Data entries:
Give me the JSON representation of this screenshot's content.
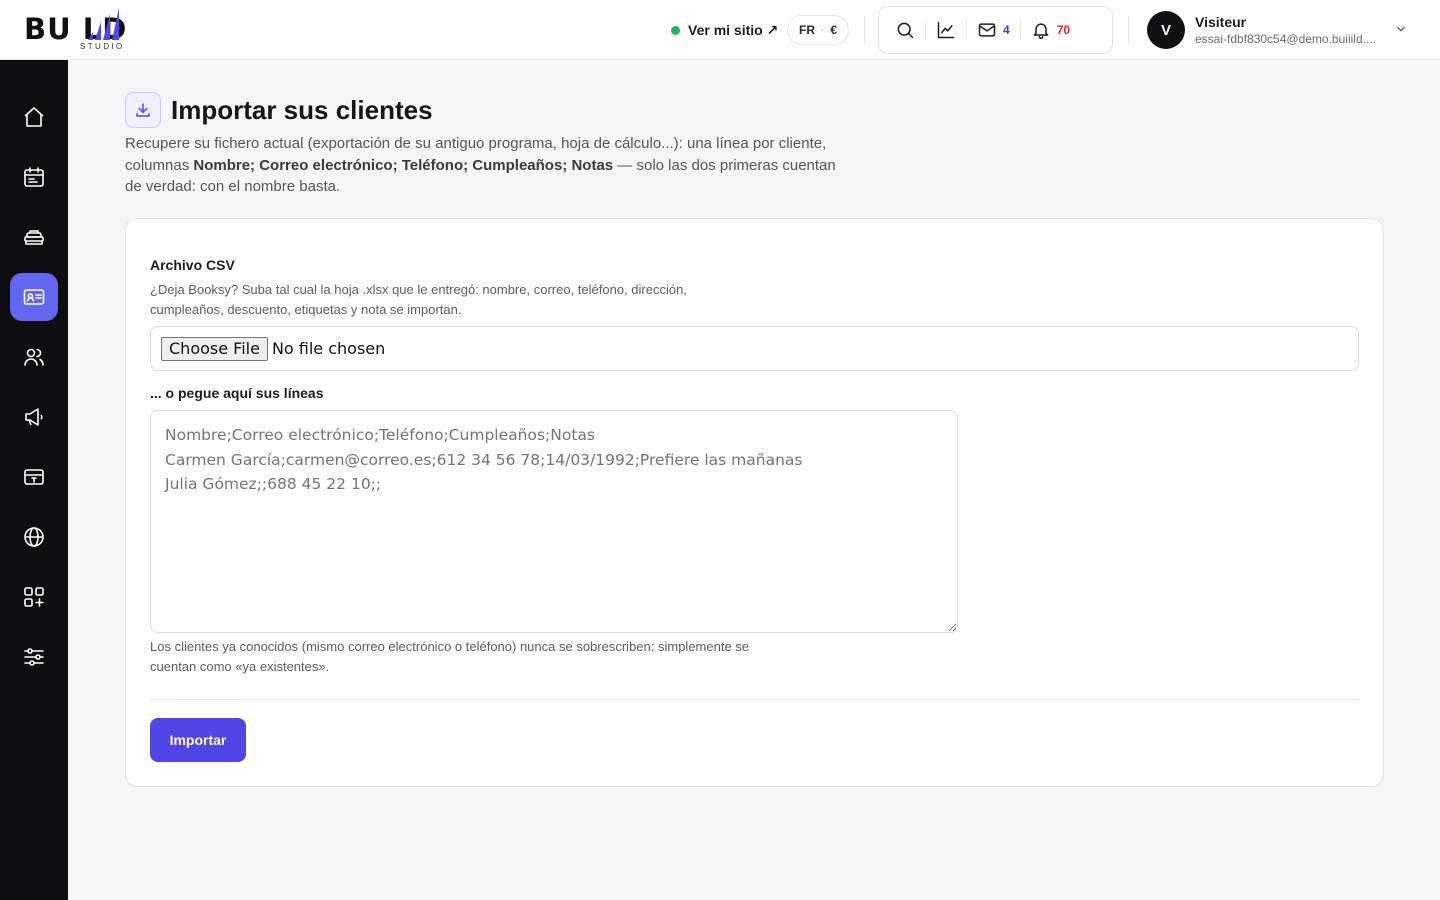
{
  "brand": {
    "logo_text": "BU LD",
    "logo_sub": "STUDIO"
  },
  "header": {
    "site_link": "Ver mi sitio ↗",
    "lang": "FR",
    "currency": "€",
    "messages_count": "4",
    "notifications_count": "70",
    "user": {
      "initial": "V",
      "name": "Visiteur",
      "email": "essai-fdbf830c54@demo.buiiild...."
    }
  },
  "sidebar": {
    "items": [
      {
        "name": "home",
        "icon": "home-icon"
      },
      {
        "name": "calendar",
        "icon": "calendar-icon"
      },
      {
        "name": "services",
        "icon": "stack-icon"
      },
      {
        "name": "clients",
        "icon": "contact-card-icon",
        "active": true
      },
      {
        "name": "team",
        "icon": "users-icon"
      },
      {
        "name": "marketing",
        "icon": "megaphone-icon"
      },
      {
        "name": "payments",
        "icon": "card-icon"
      },
      {
        "name": "website",
        "icon": "globe-icon"
      },
      {
        "name": "apps",
        "icon": "apps-plus-icon"
      },
      {
        "name": "settings",
        "icon": "sliders-icon"
      }
    ]
  },
  "page": {
    "title": "Importar sus clientes",
    "intro_prefix": "Recupere su fichero actual (exportación de su antiguo programa, hoja de cálculo...): una línea por cliente, columnas ",
    "intro_columns": "Nombre; Correo electrónico; Teléfono; Cumpleaños; Notas",
    "intro_suffix": " — solo las dos primeras cuentan de verdad: con el nombre basta."
  },
  "form": {
    "csv_label": "Archivo CSV",
    "csv_help": "¿Deja Booksy? Suba tal cual la hoja .xlsx que le entregó: nombre, correo, teléfono, dirección, cumpleaños, descuento, etiquetas y nota se importan.",
    "file_button": "Choose File",
    "file_status": "No file chosen",
    "paste_label": "... o pegue aquí sus líneas",
    "paste_placeholder": "Nombre;Correo electrónico;Teléfono;Cumpleaños;Notas\nCarmen García;carmen@correo.es;612 34 56 78;14/03/1992;Prefiere las mañanas\nJulia Gómez;;688 45 22 10;;",
    "paste_help": "Los clientes ya conocidos (mismo correo electrónico o teléfono) nunca se sobrescriben: simplemente se cuentan como «ya existentes».",
    "submit_label": "Importar"
  },
  "colors": {
    "accent": "#4f46e5",
    "sidebar_active": "#6366f1",
    "sidebar_bg": "#0e0e11",
    "online": "#22b35e",
    "alert": "#dc2626"
  }
}
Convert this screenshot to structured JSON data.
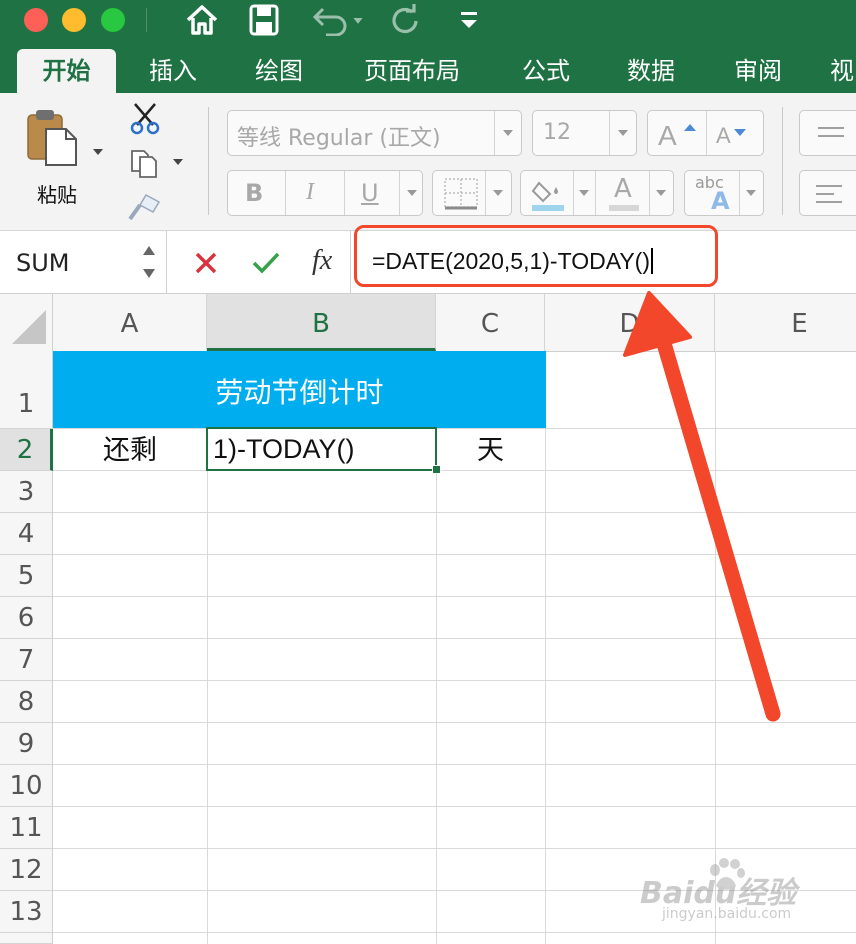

Exercise description:
Copy the listing in full and without alteration, omitting every picture.

Task result:
Give me the JSON representation of this screenshot's content.
{
  "brand": {
    "logo_text": "BU LD",
    "logo_sub": "STUDIO"
  },
  "header": {
    "site_link": "Ver mi sitio ↗",
    "lang": "FR",
    "currency": "€",
    "messages_count": "4",
    "notifications_count": "70",
    "user": {
      "initial": "V",
      "name": "Visiteur",
      "email": "essai-fdbf830c54@demo.buiiild...."
    }
  },
  "sidebar": {
    "items": [
      {
        "name": "home",
        "icon": "home-icon"
      },
      {
        "name": "calendar",
        "icon": "calendar-icon"
      },
      {
        "name": "services",
        "icon": "stack-icon"
      },
      {
        "name": "clients",
        "icon": "contact-card-icon",
        "active": true
      },
      {
        "name": "team",
        "icon": "users-icon"
      },
      {
        "name": "marketing",
        "icon": "megaphone-icon"
      },
      {
        "name": "payments",
        "icon": "card-icon"
      },
      {
        "name": "website",
        "icon": "globe-icon"
      },
      {
        "name": "apps",
        "icon": "apps-plus-icon"
      },
      {
        "name": "settings",
        "icon": "sliders-icon"
      }
    ]
  },
  "page": {
    "title": "Importar sus clientes",
    "intro_prefix": "Recupere su fichero actual (exportación de su antiguo programa, hoja de cálculo...): una línea por cliente, columnas ",
    "intro_columns": "Nombre; Correo electrónico; Teléfono; Cumpleaños; Notas",
    "intro_suffix": " — solo las dos primeras cuentan de verdad: con el nombre basta."
  },
  "form": {
    "csv_label": "Archivo CSV",
    "csv_help": "¿Deja Booksy? Suba tal cual la hoja .xlsx que le entregó: nombre, correo, teléfono, dirección, cumpleaños, descuento, etiquetas y nota se importan.",
    "file_button": "Choose File",
    "file_status": "No file chosen",
    "paste_label": "... o pegue aquí sus líneas",
    "paste_placeholder": "Nombre;Correo electrónico;Teléfono;Cumpleaños;Notas\nCarmen García;carmen@correo.es;612 34 56 78;14/03/1992;Prefiere las mañanas\nJulia Gómez;;688 45 22 10;;",
    "paste_help": "Los clientes ya conocidos (mismo correo electrónico o teléfono) nunca se sobrescriben: simplemente se cuentan como «ya existentes».",
    "submit_label": "Importar"
  },
  "colors": {
    "accent": "#4f46e5",
    "sidebar_active": "#6366f1",
    "sidebar_bg": "#0e0e11",
    "online": "#22b35e",
    "alert": "#dc2626"
  }
}
Convert this screenshot to structured JSON data.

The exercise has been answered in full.